◆ **Goals**
[1] In the essay on M.F.K. Fisher, why does the writer say that Fisher popularized the food memoir rather than invented it? Answer in one to three sentences.
[2] According to the essay on M.F.K. Fisher, where did her early marriage to Professor Al Fisher take them?
[3] Extend the essay on M.F.K. Fisher, starting after its last sentence.

◆ **Selection**

========================

I cannot and would never speak for Mary Frances Kennedy Fisher but I think she might well be horrified by the idea that she invented the food memoir, or invented anything, for that matter, or that she is High Priestess presiding over the high wave wall of the food revolution presently washing over our world. To these accolades, I can see her shrug her pretty shoulder and say, "Ho Hum."

She, herself, might point out to us that as far back in history as the late fifth and early fourth centuries, Xenophon's Memorabilia of his teacher, Socrates, makes many mentions of that great and noble soul engaged in rapturous, gustatory communion with his followers. And to draw a more modern illustration, Elizabeth Robins Pennell first looked to combine reminiscence with recipes in two books: The Feasts of Autolycus (subtitled The Delights of Delicate Eating) and My Cookery Books.

Let us say, then, that M.F.K. Fisher popularized the food memoir. She would be okay with me saying that, I hope.

Certainly, her intent was to write the best sentences her mind and spirit could create and she succeeded in that, for sure, don't you agree? And how could any writer coming after her not aspire to such a lofty goal and many since, have and do, emulating her in manner and method. Forgive me if I cannot be objective about my dear, dear friend but her reach, I feel, is galactic and her ideal can be seen in works as diverse as those by Peter Mayle and Calvin Trillin, Gabrielle Hamilton and Adam Gopnik, Laurie Colwin, Ruth Reichl and Ntozake Shange. Hundreds of others too numerous to mention here...

Thanks to Mary Frances, it no longer seemed unnatural to dine out alone, or to travel the world by steam tramper accompanied by no one but your Own Good Self. Robed in the mythical magic of words -- some passages wonderful beyond any description I can give of them -- she opened our American minds and taste buds to meals that consisted of more than a lonely hamburger and a baked potato on a plate, some canned corn, carrots, peas, beets, the occasional Sunday roast. She made eating voluptuous. She was voluptuous.

From an early age, a rebellion against insipid salad dressings, breakfast farina and other flavor-challenged staples of the American table set her on a path of Discovery, of Self-Discovery. "If you don't get on the bike", she wrote in one of her many letters to me, "you won't fail but you won't have the wild ride either."

Never much for formal schooling, she made a habit of transferring out -- from Bishop's in La Jolla to Harker's School for Girls, Palo Alto, on to Illinois College and Occidental College, all in the hope of finding herself and what it was in Life she was meant to do.

She found it when an early marriage to Professor Al Fisher took them to Dijon, France where Al was to teach. There, the first seeds of who Mary Frances would become were planted and where, throughout the years, she would reap the wild harvest of her marvelous mind.

A writer of reminiscence, she was the first to distill her life (and the lives of those she met) through the prism of food. Food, like music or a smile -- that Universal Communicator, that Comforter, that strong, curative rope that holds us all together.

========================

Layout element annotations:
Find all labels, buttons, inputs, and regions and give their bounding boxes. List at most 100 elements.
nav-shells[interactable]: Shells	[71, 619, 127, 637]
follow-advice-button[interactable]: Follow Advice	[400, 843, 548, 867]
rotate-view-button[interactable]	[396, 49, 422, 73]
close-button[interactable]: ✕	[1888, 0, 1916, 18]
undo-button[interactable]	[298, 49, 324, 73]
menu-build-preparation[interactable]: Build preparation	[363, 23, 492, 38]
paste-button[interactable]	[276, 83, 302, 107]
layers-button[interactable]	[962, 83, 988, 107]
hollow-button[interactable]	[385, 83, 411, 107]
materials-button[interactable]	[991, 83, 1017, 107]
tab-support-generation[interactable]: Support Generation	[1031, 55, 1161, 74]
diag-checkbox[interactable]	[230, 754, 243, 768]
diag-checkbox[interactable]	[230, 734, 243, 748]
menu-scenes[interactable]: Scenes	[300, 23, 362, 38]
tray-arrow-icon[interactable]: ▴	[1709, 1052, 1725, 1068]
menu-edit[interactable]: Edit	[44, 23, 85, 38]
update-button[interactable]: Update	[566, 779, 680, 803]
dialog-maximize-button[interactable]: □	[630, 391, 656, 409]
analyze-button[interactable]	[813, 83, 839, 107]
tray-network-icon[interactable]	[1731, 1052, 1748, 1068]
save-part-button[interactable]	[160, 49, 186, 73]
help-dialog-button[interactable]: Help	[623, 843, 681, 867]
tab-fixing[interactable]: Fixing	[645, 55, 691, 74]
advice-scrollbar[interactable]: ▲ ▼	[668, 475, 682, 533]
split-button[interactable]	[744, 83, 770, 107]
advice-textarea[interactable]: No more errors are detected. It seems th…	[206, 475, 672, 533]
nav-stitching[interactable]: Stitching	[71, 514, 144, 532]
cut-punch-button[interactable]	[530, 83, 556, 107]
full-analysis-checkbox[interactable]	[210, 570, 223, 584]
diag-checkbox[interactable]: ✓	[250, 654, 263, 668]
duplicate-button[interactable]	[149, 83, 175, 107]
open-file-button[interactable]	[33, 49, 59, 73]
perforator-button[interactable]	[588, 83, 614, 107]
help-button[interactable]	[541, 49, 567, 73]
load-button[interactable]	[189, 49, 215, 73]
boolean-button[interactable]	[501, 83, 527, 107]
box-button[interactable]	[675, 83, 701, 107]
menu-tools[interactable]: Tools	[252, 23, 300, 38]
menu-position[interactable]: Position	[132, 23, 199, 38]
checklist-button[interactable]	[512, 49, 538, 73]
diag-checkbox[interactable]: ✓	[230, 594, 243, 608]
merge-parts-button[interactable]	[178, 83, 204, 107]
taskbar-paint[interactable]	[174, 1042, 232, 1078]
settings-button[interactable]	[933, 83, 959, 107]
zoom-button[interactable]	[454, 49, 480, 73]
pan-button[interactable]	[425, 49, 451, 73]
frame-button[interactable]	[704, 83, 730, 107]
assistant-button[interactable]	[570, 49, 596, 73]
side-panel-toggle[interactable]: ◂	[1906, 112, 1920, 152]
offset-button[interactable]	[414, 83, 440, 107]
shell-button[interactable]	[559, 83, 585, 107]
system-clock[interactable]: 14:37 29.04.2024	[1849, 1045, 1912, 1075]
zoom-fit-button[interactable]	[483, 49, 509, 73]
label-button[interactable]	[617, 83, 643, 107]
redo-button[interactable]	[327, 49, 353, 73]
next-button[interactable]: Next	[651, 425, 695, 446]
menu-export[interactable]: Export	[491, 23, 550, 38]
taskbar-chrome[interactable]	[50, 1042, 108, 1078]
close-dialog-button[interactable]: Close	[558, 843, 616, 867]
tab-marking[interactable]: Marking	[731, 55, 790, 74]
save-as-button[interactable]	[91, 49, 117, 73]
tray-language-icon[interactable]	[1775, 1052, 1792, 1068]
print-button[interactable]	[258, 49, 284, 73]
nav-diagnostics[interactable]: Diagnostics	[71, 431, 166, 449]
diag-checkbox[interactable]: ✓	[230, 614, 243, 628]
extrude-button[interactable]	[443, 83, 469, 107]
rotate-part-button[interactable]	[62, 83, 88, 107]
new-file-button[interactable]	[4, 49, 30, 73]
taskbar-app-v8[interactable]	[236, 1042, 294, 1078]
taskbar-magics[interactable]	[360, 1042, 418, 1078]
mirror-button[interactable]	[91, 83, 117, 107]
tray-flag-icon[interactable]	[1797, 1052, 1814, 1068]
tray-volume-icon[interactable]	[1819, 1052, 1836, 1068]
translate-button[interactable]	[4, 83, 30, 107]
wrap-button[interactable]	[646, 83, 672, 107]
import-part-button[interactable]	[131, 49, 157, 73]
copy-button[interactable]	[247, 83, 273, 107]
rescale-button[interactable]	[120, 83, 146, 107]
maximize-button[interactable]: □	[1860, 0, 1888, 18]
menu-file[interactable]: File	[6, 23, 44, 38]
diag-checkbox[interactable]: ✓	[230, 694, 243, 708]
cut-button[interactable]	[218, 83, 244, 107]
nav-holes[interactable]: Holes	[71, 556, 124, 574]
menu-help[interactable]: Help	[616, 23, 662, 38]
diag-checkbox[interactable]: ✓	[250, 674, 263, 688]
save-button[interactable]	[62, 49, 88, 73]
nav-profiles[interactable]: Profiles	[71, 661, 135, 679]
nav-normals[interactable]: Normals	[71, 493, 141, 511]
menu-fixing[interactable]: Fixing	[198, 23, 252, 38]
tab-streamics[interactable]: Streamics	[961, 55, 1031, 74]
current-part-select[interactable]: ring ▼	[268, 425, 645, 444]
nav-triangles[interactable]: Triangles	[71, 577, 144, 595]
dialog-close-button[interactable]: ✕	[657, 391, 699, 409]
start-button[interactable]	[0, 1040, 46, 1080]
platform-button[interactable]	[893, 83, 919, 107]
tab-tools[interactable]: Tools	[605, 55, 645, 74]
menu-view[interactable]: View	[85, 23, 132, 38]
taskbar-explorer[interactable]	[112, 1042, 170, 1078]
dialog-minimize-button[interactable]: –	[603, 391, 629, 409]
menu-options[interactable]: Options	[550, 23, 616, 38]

========================

◆ **Answers by task**
[1] Earlier writers had already joined food with reminiscence. Xenophon's Memorabilia often shows Socrates sharing food with his followers, and Elizabeth Robins Pennell combined reminiscence with recipes in The Feasts of Autolycus and My Cookery Books.

[2] It took them to Dijon, France, where Al was to teach.

[3]
"I have no idea where the essays that became Serve It Forth came from. They seemed to come to me from somewhere outside myself", she wrote me in 1982. They (and she) evolved into unique treatises, food salutes -- those marvelous, curious concoctions of taste, recipes, interior thoughts and feelings, needs and desires she so deftly catalogued in treasures such as Here Let Us Feast, How To Cook a Wolf, With Bold Knife and Fork, also two of my favorites: A Cordiall Water and As They Were and of course, the classic collection, The Art of Eating, all combined together into a delicious pan of memory and reflection, an experiment in autobiography and cookery that succeeded.

I have spent so much time in the years since Mary Frances journeyed on, speaking and writing about her, that I had quite forgotten what a memorable adventure it is to read her. Recently, I took myself on a Wednesday to the Rare Books Room of the Boston Public Library. There, in the quiet of a rainy afternoon, alone, I opened a beautiful, limited edition Yolla Bolly Press did of Two Kitchens in Provence and sat perfectly enraptured as I made my way through them. Boy, could she write!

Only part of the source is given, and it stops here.